Each line of the material below that holds the word "text" needs to be copied.

————————

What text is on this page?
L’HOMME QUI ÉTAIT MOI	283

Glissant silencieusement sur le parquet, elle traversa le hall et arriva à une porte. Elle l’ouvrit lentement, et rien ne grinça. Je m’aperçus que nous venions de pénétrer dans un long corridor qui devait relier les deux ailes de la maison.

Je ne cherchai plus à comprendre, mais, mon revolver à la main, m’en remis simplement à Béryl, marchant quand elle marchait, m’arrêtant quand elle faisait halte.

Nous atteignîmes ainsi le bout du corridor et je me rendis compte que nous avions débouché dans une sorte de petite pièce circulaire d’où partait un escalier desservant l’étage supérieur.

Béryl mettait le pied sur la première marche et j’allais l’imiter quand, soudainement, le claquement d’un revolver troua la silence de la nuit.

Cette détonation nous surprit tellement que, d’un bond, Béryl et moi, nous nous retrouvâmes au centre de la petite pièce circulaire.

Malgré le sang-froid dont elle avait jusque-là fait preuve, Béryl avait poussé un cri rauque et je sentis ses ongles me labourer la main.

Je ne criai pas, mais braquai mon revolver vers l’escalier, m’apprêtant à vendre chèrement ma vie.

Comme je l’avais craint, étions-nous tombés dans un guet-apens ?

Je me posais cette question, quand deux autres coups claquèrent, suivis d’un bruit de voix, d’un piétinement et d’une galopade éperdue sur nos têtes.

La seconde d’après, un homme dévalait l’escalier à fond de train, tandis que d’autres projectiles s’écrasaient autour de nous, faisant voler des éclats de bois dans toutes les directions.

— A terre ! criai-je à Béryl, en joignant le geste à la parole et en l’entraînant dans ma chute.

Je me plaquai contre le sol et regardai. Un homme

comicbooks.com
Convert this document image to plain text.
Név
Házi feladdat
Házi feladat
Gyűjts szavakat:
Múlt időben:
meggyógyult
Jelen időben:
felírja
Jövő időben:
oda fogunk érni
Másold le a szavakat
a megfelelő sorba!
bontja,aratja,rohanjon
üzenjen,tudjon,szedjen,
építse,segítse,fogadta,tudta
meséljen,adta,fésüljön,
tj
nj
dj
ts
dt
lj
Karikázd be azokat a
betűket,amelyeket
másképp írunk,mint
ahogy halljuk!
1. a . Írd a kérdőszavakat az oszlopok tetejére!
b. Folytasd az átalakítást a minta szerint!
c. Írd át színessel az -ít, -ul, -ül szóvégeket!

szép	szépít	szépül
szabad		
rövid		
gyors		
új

————————

### Task solution:
What text is on this page?
Convert this document image to plain text.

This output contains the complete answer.